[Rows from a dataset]
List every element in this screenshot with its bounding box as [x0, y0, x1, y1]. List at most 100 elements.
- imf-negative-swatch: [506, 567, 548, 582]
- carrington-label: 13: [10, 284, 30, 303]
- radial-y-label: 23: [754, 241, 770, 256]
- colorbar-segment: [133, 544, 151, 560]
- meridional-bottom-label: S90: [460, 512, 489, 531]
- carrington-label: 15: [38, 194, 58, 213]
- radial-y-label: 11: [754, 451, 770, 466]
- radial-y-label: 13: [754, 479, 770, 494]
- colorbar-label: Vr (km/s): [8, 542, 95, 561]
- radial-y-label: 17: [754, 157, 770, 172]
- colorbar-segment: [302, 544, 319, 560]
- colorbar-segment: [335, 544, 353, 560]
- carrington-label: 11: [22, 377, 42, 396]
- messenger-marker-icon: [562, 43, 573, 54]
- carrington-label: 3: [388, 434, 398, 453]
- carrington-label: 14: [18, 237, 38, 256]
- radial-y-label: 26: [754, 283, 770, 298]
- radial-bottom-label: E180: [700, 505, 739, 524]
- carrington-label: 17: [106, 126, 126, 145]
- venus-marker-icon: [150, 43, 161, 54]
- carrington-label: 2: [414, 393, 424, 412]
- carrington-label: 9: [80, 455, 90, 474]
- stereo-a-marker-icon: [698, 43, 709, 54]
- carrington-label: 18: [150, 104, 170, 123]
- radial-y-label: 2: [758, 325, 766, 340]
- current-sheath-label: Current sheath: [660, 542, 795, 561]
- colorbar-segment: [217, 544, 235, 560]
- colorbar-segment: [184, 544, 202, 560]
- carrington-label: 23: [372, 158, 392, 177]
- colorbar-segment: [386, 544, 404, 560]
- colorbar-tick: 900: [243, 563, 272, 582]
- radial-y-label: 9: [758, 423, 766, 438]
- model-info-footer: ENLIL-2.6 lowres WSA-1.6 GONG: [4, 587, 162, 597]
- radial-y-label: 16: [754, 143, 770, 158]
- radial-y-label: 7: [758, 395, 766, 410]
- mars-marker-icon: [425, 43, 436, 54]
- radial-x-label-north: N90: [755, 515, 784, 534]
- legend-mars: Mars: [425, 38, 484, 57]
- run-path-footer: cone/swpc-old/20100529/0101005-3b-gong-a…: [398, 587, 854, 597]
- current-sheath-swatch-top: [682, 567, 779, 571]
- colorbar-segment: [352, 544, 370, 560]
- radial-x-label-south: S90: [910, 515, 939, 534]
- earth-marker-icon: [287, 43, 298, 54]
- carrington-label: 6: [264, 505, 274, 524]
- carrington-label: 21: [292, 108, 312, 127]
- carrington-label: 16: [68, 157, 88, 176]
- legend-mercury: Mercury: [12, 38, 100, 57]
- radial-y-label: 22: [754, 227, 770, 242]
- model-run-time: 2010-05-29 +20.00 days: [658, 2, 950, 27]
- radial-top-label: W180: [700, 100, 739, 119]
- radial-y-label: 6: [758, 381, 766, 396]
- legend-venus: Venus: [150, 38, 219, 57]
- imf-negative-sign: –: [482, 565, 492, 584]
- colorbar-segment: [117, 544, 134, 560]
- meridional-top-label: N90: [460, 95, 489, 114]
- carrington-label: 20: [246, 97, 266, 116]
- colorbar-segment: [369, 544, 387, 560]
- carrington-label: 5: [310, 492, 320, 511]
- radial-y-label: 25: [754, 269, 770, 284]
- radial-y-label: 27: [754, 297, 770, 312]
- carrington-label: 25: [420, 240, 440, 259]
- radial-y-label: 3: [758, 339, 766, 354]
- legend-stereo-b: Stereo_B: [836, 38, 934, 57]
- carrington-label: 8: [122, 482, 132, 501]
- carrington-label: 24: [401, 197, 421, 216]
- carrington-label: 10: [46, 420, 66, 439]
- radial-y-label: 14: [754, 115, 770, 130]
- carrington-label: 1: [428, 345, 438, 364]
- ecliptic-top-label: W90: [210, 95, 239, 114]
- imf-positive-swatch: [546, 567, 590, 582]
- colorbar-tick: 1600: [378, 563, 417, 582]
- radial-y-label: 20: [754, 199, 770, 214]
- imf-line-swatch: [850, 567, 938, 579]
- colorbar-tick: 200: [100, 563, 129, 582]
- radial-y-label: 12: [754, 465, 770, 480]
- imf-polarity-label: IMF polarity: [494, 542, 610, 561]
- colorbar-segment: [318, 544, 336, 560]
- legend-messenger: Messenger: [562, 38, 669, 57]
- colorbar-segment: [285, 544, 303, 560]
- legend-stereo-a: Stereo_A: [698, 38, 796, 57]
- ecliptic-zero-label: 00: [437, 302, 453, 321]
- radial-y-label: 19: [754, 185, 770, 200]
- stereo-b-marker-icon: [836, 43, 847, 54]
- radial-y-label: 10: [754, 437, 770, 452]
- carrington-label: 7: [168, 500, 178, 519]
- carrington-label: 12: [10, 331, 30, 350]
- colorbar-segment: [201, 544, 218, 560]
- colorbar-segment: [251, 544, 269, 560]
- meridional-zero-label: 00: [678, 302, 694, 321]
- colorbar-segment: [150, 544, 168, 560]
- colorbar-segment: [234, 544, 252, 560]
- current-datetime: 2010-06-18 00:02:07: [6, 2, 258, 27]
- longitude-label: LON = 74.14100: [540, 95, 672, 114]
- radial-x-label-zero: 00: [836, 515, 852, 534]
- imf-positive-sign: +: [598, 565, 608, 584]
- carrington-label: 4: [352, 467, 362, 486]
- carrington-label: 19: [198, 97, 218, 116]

[REQUIRED WORK]
Starting from the first row and ending with the line containing "- carrington-label: 2: [414, 393, 424, 412]", write those rows out again, switching "colorbar-segment" to "colorbar-block" and leaving everything else unchanged.

[SOLVED PROBLEM]
List every element in this screenshot with its bounding box as [x0, y0, x1, y1]. List at most 100 elements.
- imf-negative-swatch: [506, 567, 548, 582]
- carrington-label: 13: [10, 284, 30, 303]
- radial-y-label: 23: [754, 241, 770, 256]
- colorbar-block: [133, 544, 151, 560]
- meridional-bottom-label: S90: [460, 512, 489, 531]
- carrington-label: 15: [38, 194, 58, 213]
- radial-y-label: 11: [754, 451, 770, 466]
- radial-y-label: 13: [754, 479, 770, 494]
- colorbar-label: Vr (km/s): [8, 542, 95, 561]
- radial-y-label: 17: [754, 157, 770, 172]
- colorbar-block: [302, 544, 319, 560]
- colorbar-block: [335, 544, 353, 560]
- carrington-label: 11: [22, 377, 42, 396]
- messenger-marker-icon: [562, 43, 573, 54]
- carrington-label: 3: [388, 434, 398, 453]
- carrington-label: 14: [18, 237, 38, 256]
- radial-y-label: 26: [754, 283, 770, 298]
- radial-bottom-label: E180: [700, 505, 739, 524]
- carrington-label: 17: [106, 126, 126, 145]
- venus-marker-icon: [150, 43, 161, 54]
- carrington-label: 2: [414, 393, 424, 412]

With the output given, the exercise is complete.